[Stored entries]
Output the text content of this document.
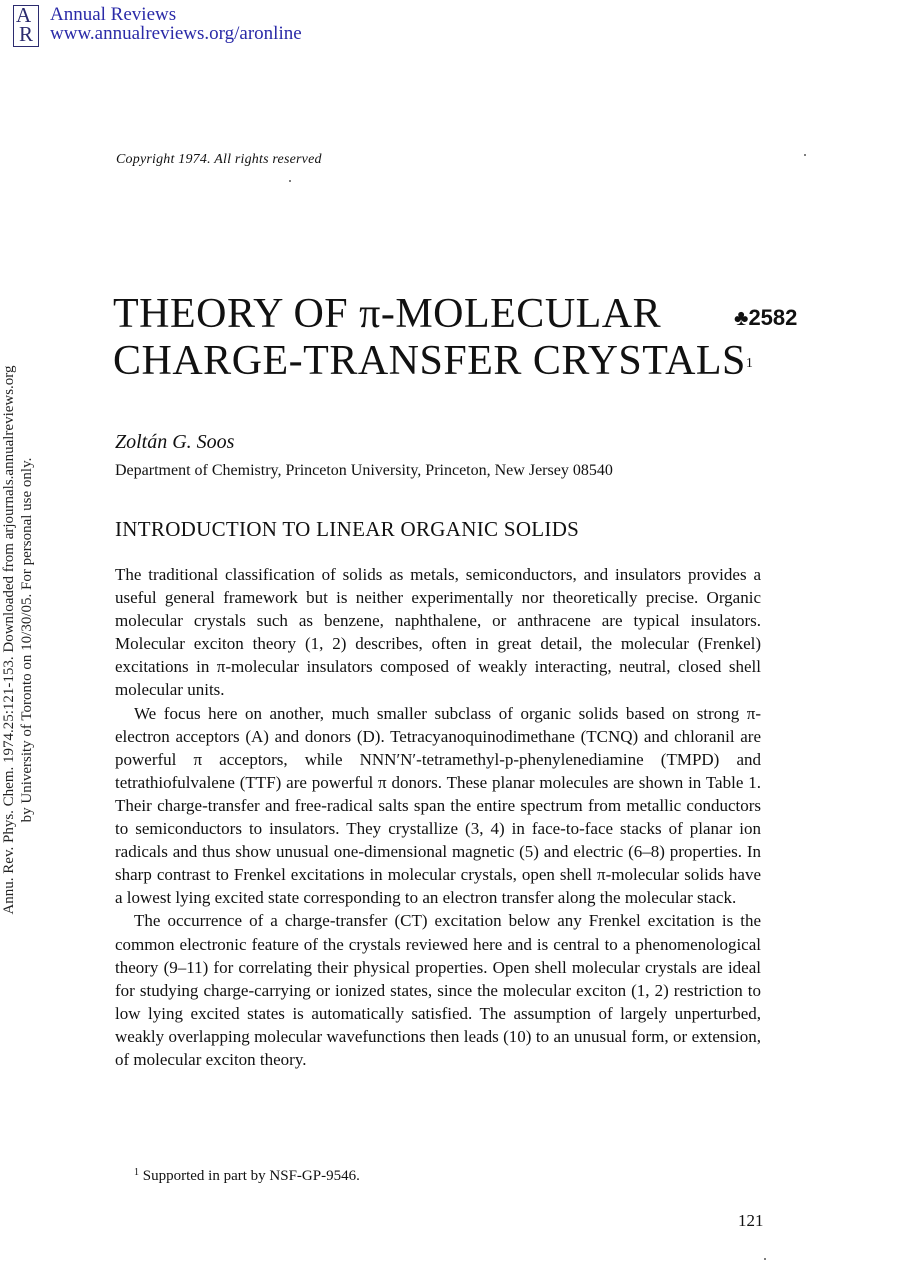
A
R
Annual Reviews
www.annualreviews.org/aronline
Copyright 1974. All rights reserved
Annu. Rev. Phys. Chem. 1974.25:121-153. Downloaded from arjournals.annualreviews.org by University of Toronto on 10/30/05. For personal use only.
THEORY OF π-MOLECULAR
CHARGE-TRANSFER CRYSTALS$^1$
♣2582
Zoltán G. Soos
Department of Chemistry, Princeton University, Princeton, New Jersey 08540
INTRODUCTION TO LINEAR ORGANIC SOLIDS

The traditional classification of solids as metals, semiconductors, and insulators provides a useful general framework but is neither experimentally nor theoretically precise. Organic molecular crystals such as benzene, naphthalene, or anthracene are typical insulators. Molecular exciton theory (1, 2) describes, often in great detail, the molecular (Frenkel) excitations in π-molecular insulators composed of weakly interacting, neutral, closed shell molecular units.

We focus here on another, much smaller subclass of organic solids based on strong π-electron acceptors (A) and donors (D). Tetracyanoquinodimethane (TCNQ) and chloranil are powerful π acceptors, while NNN′N′-tetramethyl-p-phenylenediamine (TMPD) and tetrathiofulvalene (TTF) are powerful π donors. These planar molecules are shown in Table 1. Their charge-transfer and free-radical salts span the entire spectrum from metallic conductors to semiconductors to insulators. They crystallize (3, 4) in face-to-face stacks of planar ion radicals and thus show unusual one-dimensional magnetic (5) and electric (6–8) properties. In sharp contrast to Frenkel excitations in molecular crystals, open shell π-molecular solids have a lowest lying excited state corresponding to an electron transfer along the molecular stack.

The occurrence of a charge-transfer (CT) excitation below any Frenkel excitation is the common electronic feature of the crystals reviewed here and is central to a phenomenological theory (9–11) for correlating their physical properties. Open shell molecular crystals are ideal for studying charge-carrying or ionized states, since the molecular exciton (1, 2) restriction to low lying excited states is automatically satisfied. The assumption of largely unperturbed, weakly overlapping molecular wavefunctions then leads (10) to an unusual form, or extension, of molecular exciton theory.

$^1$ Supported in part by NSF-GP-9546.
121
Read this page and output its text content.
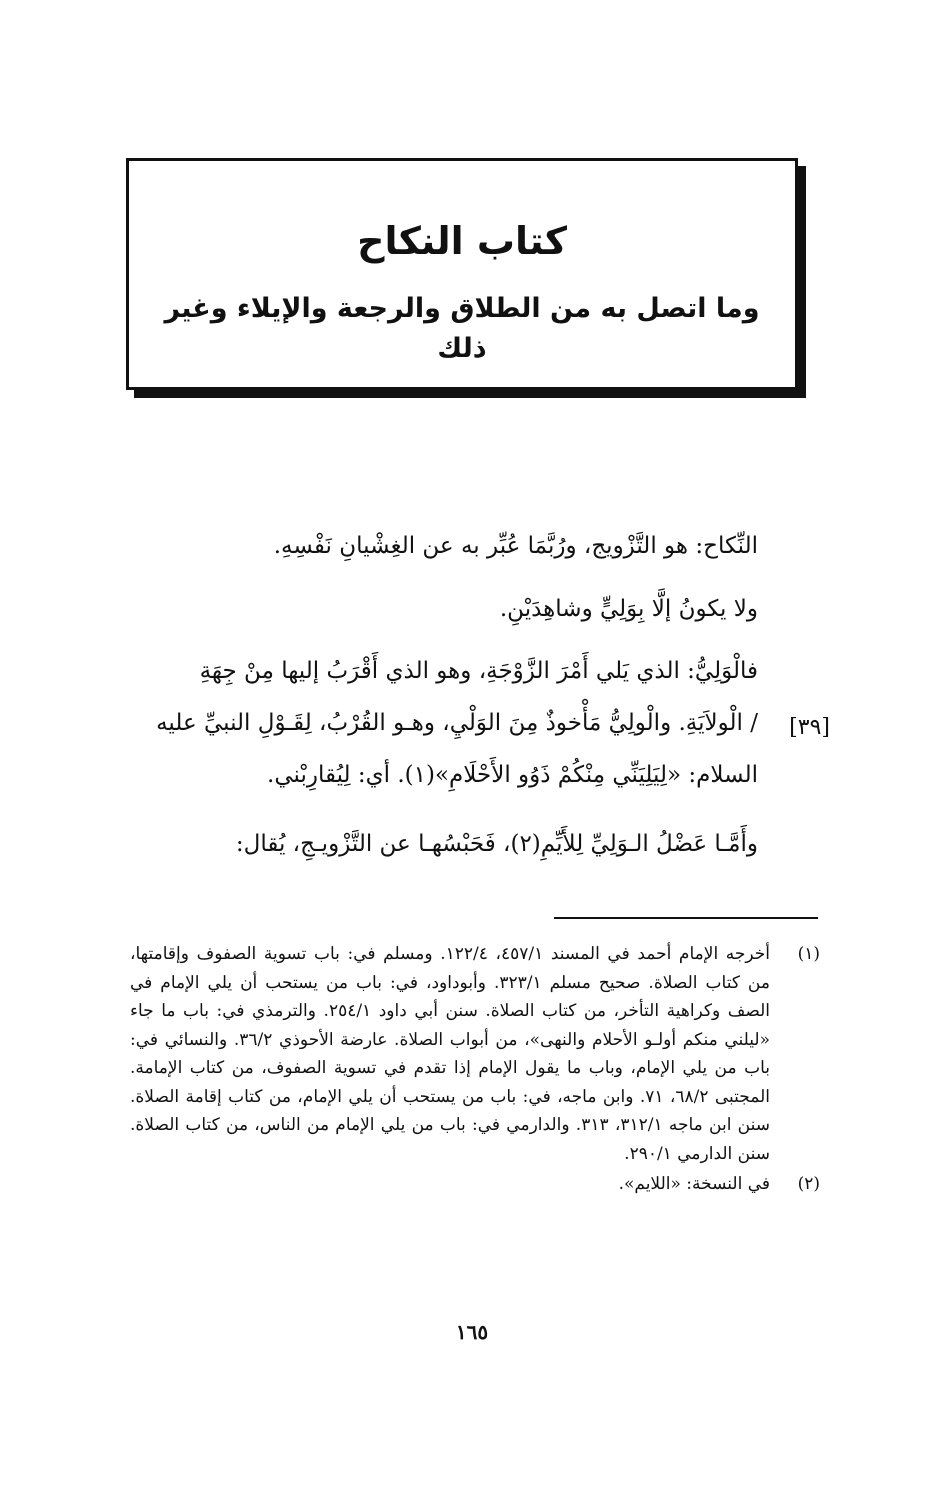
كتاب النكاح
وما اتصل به من الطلاق والرجعة والإيلاء وغير ذلك
النِّكاح: هو التَّزْويج، ورُبَّمَا عُبِّر به عن الغِشْيانِ نَفْسِهِ.
ولا يكونُ إلَّا بِوَلِيٍّ وشاهِدَيْنِ.
فالْوَلِيُّ: الذي يَلي أَمْرَ الزَّوْجَةِ، وهو الذي أَقْرَبُ إليها مِنْ جِهَةِ
/ الْولاَيَةِ. والْولِيُّ مَأْخوذٌ مِنَ الوَلْيِ، وهـو القُرْبُ، لِقَـوْلِ النبيِّ عليه
السلام: «لِيَلِيَنِّي مِنْكُمْ ذَوُو الأَحْلَامِ»(١). أي: لِيُقارِبْني.
[٣٩]
وأَمَّـا عَضْلُ الـوَلِيِّ لِلأَيِّمِ(٢)، فَحَبْسُهـا عن التَّزْويـجِ، يُقال:
(١)
أخرجه الإمام أحمد في المسند ٤٥٧/١، ١٢٢/٤. ومسلم في: باب تسوية الصفوف وإقامتها، من كتاب الصلاة. صحيح مسلم ٣٢٣/١. وأبوداود، في: باب من يستحب أن يلي الإمام في الصف وكراهية التأخر، من كتاب الصلاة. سنن أبي داود ٢٥٤/١. والترمذي في: باب ما جاء «ليلني منكم أولـو الأحلام والنهى»، من أبواب الصلاة. عارضة الأحوذي ٣٦/٢. والنسائي في: باب من يلي الإمام، وباب ما يقول الإمام إذا تقدم في تسوية الصفوف، من كتاب الإمامة. المجتبى ٦٨/٢، ٧١. وابن ماجه، في: باب من يستحب أن يلي الإمام، من كتاب إقامة الصلاة. سنن ابن ماجه ٣١٢/١، ٣١٣. والدارمي في: باب من يلي الإمام من الناس، من كتاب الصلاة. سنن الدارمي ٢٩٠/١.
(٢)
في النسخة: «اللايم».
١٦٥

**Exercise description:**
Gather up the lines containing the word "University" from these records and copy them.

**Response below:**
Annu. Rev. Phys. Chem. 1974.25:121-153. Downloaded from arjournals.annualreviews.org by University of Toronto on 10/30/05. For personal use only.
Department of Chemistry, Princeton University, Princeton, New Jersey 08540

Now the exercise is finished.